» **What the task asks**:
Identify and reproduce every line holding the string "dans".

+---+

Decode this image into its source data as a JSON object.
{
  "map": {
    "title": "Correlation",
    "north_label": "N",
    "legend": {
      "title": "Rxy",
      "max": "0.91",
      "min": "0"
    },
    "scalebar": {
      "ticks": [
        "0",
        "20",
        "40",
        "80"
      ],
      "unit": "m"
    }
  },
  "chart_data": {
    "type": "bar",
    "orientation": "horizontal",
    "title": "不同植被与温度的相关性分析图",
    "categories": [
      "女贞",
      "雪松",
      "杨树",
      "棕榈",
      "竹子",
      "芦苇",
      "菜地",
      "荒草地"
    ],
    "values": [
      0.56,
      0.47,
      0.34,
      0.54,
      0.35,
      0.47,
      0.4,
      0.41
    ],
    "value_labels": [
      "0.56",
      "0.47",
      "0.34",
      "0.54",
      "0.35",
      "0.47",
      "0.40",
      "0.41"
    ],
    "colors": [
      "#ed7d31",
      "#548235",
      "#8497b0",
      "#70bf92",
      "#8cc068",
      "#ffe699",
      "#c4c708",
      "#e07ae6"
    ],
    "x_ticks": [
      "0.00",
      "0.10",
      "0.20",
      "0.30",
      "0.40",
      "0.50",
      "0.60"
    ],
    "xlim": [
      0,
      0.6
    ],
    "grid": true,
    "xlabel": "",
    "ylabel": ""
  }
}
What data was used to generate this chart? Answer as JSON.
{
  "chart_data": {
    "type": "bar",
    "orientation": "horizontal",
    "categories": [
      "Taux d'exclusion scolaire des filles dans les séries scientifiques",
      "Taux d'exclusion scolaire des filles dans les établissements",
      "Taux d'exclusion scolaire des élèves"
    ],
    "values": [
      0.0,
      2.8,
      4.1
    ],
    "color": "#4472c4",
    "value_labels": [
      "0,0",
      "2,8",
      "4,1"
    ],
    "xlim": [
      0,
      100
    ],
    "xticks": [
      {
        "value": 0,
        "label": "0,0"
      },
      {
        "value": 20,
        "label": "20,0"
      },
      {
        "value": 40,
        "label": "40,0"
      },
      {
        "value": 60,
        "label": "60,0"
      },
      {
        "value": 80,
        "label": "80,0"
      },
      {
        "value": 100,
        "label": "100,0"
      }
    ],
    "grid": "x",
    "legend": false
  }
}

+---+

» **Output for this task**:
      "Taux d'exclusion scolaire des filles dans les séries scientifiques",
      "Taux d'exclusion scolaire des filles dans les établissements",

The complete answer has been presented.